- WRITTEN INSTRUCTION -
Pictures aside, quote the whole listing exactly.

- RECORDS SUPPLIED -
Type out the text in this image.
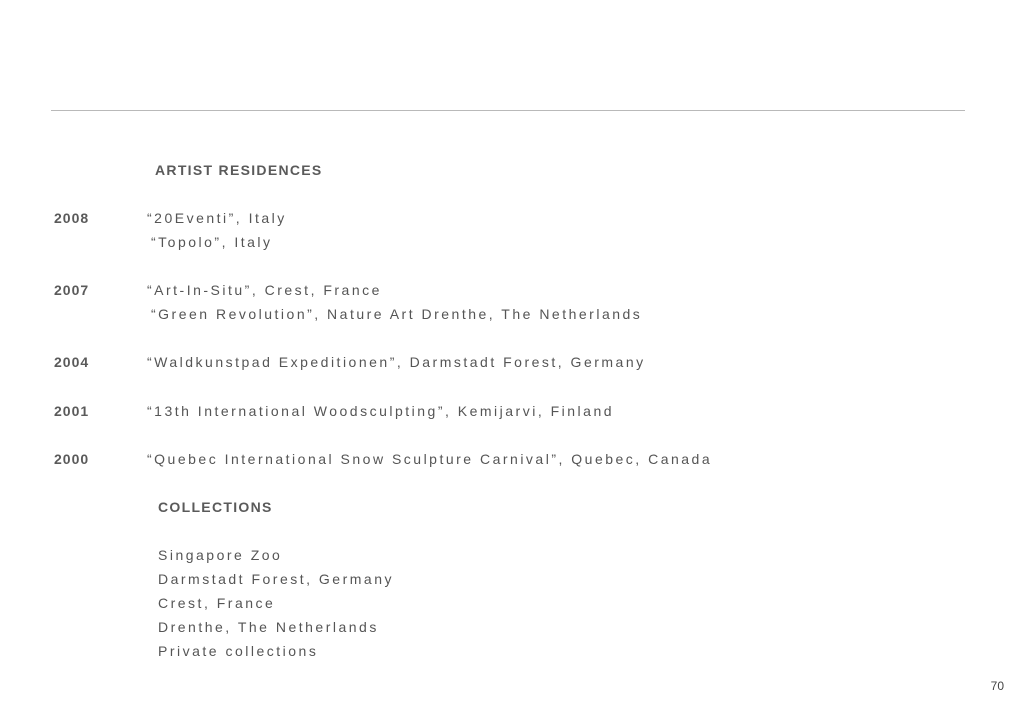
ARTIST RESIDENCES
2008	“20Eventi”, Italy
“Topolo”, Italy
2007	“Art-In-Situ”, Crest, France
“Green Revolution”, Nature Art Drenthe, The Netherlands
2004	“Waldkunstpad Expeditionen”, Darmstadt Forest, Germany
2001	“13th International Woodsculpting”, Kemijarvi, Finland
2000	“Quebec International Snow Sculpture Carnival”, Quebec, Canada
COLLECTIONS
Singapore Zoo
Darmstadt Forest, Germany
Crest, France
Drenthe, The Netherlands
Private collections
70
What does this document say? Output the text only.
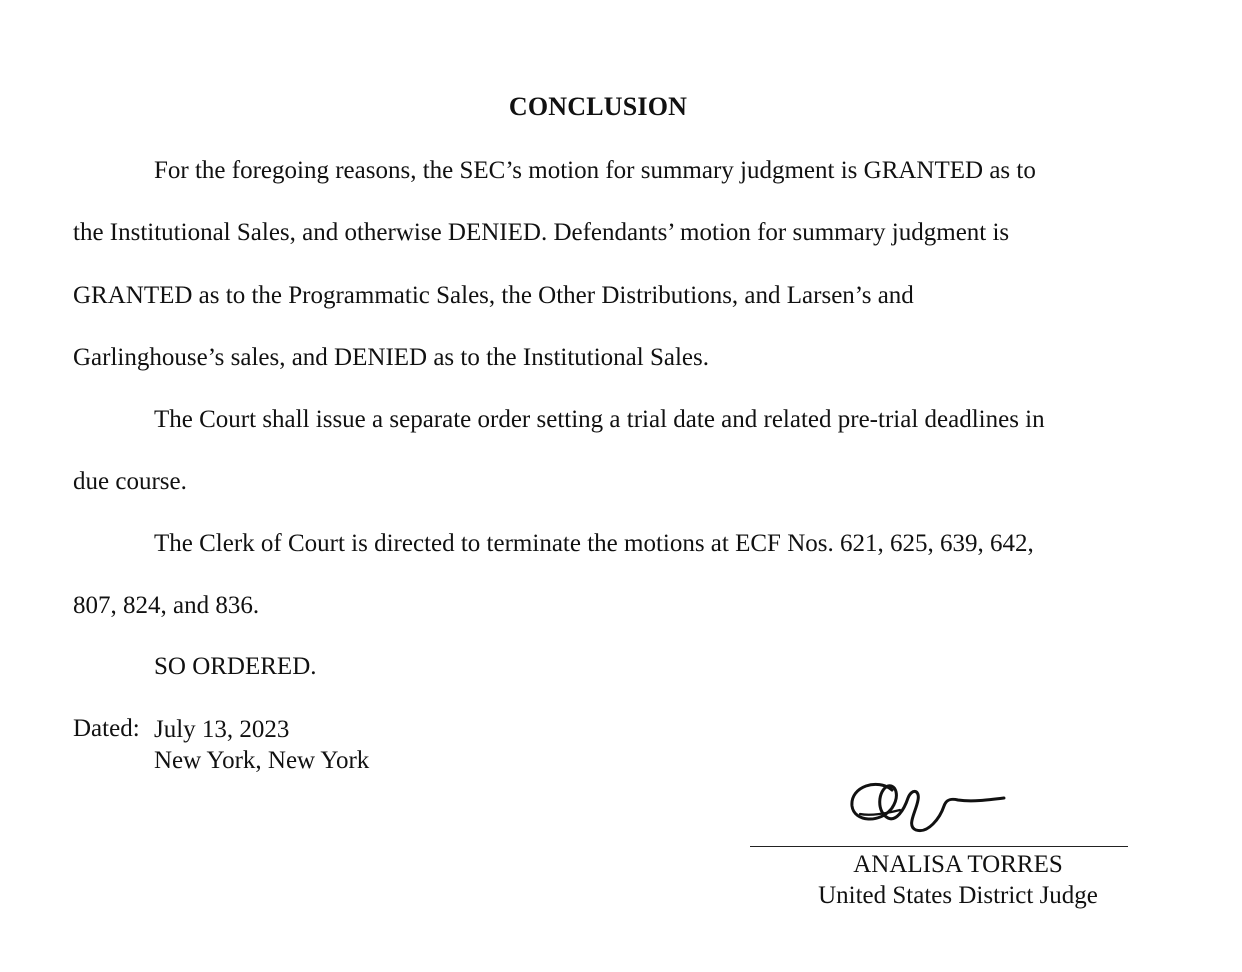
CONCLUSION
For the foregoing reasons, the SEC’s motion for summary judgment is GRANTED as to
the Institutional Sales, and otherwise DENIED. Defendants’ motion for summary judgment is
GRANTED as to the Programmatic Sales, the Other Distributions, and Larsen’s and
Garlinghouse’s sales, and DENIED as to the Institutional Sales.
The Court shall issue a separate order setting a trial date and related pre-trial deadlines in
due course.
The Clerk of Court is directed to terminate the motions at ECF Nos. 621, 625, 639, 642,
807, 824, and 836.
SO ORDERED.
Dated: July 13, 2023
New York, New York
ANALISA TORRES
United States District Judge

- SOLVED EXERCISE -
Type out the text in this image.
ARTIST RESIDENCES
2008	“20Eventi”, Italy
“Topolo”, Italy
2007	“Art-In-Situ”, Crest, France
“Green Revolution”, Nature Art Drenthe, The Netherlands
2004	“Waldkunstpad Expeditionen”, Darmstadt Forest, Germany
2001	“13th International Woodsculpting”, Kemijarvi, Finland
2000	“Quebec International Snow Sculpture Carnival”, Quebec, Canada
COLLECTIONS
Singapore Zoo
Darmstadt Forest, Germany
Crest, France
Drenthe, The Netherlands
Private collections
70
What does this document say? Output the text only.
CONCLUSION
For the foregoing reasons, the SEC’s motion for summary judgment is GRANTED as to
the Institutional Sales, and otherwise DENIED. Defendants’ motion for summary judgment is
GRANTED as to the Programmatic Sales, the Other Distributions, and Larsen’s and
Garlinghouse’s sales, and DENIED as to the Institutional Sales.
The Court shall issue a separate order setting a trial date and related pre-trial deadlines in
due course.
The Clerk of Court is directed to terminate the motions at ECF Nos. 621, 625, 639, 642,
807, 824, and 836.
SO ORDERED.
Dated: July 13, 2023
New York, New York
ANALISA TORRES
United States District Judge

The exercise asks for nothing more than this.